(Structured figure records)

- - - -

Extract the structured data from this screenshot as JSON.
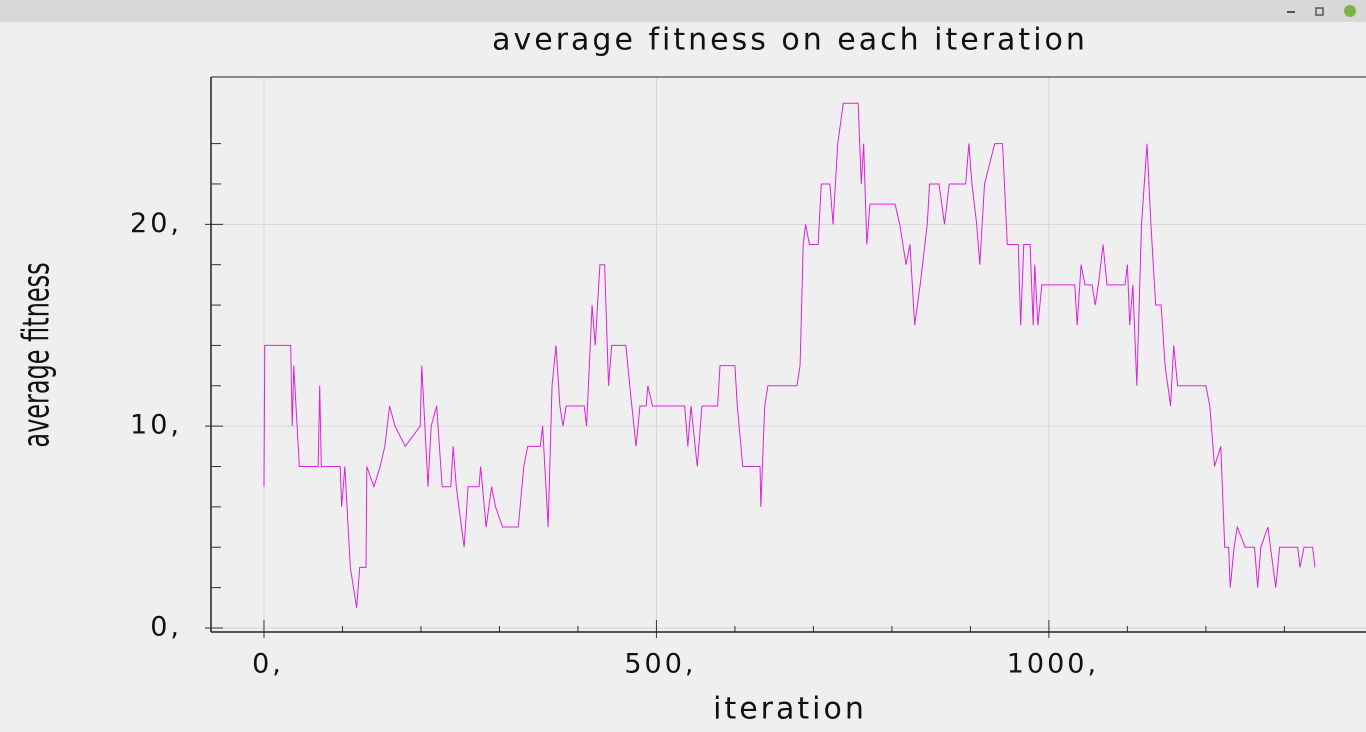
{
  "chart_data": {
    "type": "line",
    "title": "average fitness on each iteration",
    "x_label": "iteration",
    "y_label": "average fitness",
    "xlim": [
      -67.5,
      1404
    ],
    "ylim": [
      -0.2,
      27.3
    ],
    "xticks": [
      {
        "value": 0,
        "label": "0,"
      },
      {
        "value": 500,
        "label": "500,"
      },
      {
        "value": 1000,
        "label": "1000,"
      }
    ],
    "yticks": [
      {
        "value": 0,
        "label": "0,"
      },
      {
        "value": 10,
        "label": "10,"
      },
      {
        "value": 20,
        "label": "20,"
      }
    ],
    "xminorticks": [
      100,
      200,
      300,
      400,
      600,
      700,
      800,
      900,
      1100,
      1200,
      1300
    ],
    "yminorticks": [
      2,
      4,
      6,
      8,
      12,
      14,
      16,
      18,
      22,
      24
    ],
    "grid": true,
    "series": [
      {
        "name": "average fitness",
        "color": "#e020e0",
        "x": [
          0,
          1,
          34,
          36,
          38,
          45,
          69,
          71,
          73,
          97,
          99,
          103,
          110,
          118,
          122,
          130,
          131,
          140,
          148,
          154,
          160,
          167,
          180,
          199,
          201,
          209,
          213,
          220,
          227,
          238,
          241,
          245,
          255,
          260,
          274,
          276,
          283,
          290,
          295,
          304,
          324,
          331,
          336,
          352,
          355,
          362,
          367,
          372,
          377,
          381,
          385,
          408,
          411,
          418,
          422,
          428,
          434,
          439,
          443,
          461,
          466,
          474,
          479,
          487,
          489,
          495,
          498,
          536,
          540,
          544,
          552,
          558,
          578,
          581,
          600,
          603,
          610,
          632,
          633,
          638,
          642,
          679,
          683,
          687,
          690,
          695,
          706,
          710,
          721,
          725,
          731,
          738,
          757,
          761,
          764,
          768,
          772,
          804,
          810,
          818,
          823,
          829,
          836,
          845,
          848,
          860,
          867,
          873,
          894,
          898,
          902,
          908,
          912,
          918,
          931,
          941,
          947,
          961,
          964,
          968,
          976,
          980,
          982,
          986,
          991,
          1033,
          1036,
          1041,
          1046,
          1055,
          1059,
          1063,
          1069,
          1074,
          1097,
          1100,
          1103,
          1107,
          1112,
          1118,
          1125,
          1130,
          1136,
          1143,
          1148,
          1155,
          1159,
          1164,
          1192,
          1200,
          1205,
          1211,
          1219,
          1224,
          1229,
          1231,
          1236,
          1240,
          1250,
          1262,
          1266,
          1270,
          1279,
          1289,
          1294,
          1317,
          1320,
          1325,
          1336,
          1339
        ],
        "values": [
          7,
          14,
          14,
          10,
          13,
          8,
          8,
          12,
          8,
          8,
          6,
          8,
          3,
          1,
          3,
          3,
          8,
          7,
          8,
          9,
          11,
          10,
          9,
          10,
          13,
          7,
          10,
          11,
          7,
          7,
          9,
          7,
          4,
          7,
          7,
          8,
          5,
          7,
          6,
          5,
          5,
          8,
          9,
          9,
          10,
          5,
          12,
          14,
          11,
          10,
          11,
          11,
          10,
          16,
          14,
          18,
          18,
          12,
          14,
          14,
          12,
          9,
          11,
          11,
          12,
          11,
          11,
          11,
          9,
          11,
          8,
          11,
          11,
          13,
          13,
          11,
          8,
          8,
          6,
          11,
          12,
          12,
          13,
          19,
          20,
          19,
          19,
          22,
          22,
          20,
          24,
          26,
          26,
          22,
          24,
          19,
          21,
          21,
          20,
          18,
          19,
          15,
          17,
          20,
          22,
          22,
          20,
          22,
          22,
          24,
          22,
          20,
          18,
          22,
          24,
          24,
          19,
          19,
          15,
          19,
          19,
          15,
          18,
          15,
          17,
          17,
          15,
          18,
          17,
          17,
          16,
          17,
          19,
          17,
          17,
          18,
          15,
          17,
          12,
          20,
          24,
          20,
          16,
          16,
          13,
          11,
          14,
          12,
          12,
          12,
          11,
          8,
          9,
          4,
          4,
          2,
          4,
          5,
          4,
          4,
          2,
          4,
          5,
          2,
          4,
          4,
          3,
          4,
          4,
          3
        ]
      }
    ]
  }
}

- - - -

◆ Instructions for the task ◆
Above are the records. Identify each line that contains the word "iteration".

◆ Answer to the problem ◆
    "title": "average fitness on each iteration",
    "x_label": "iteration",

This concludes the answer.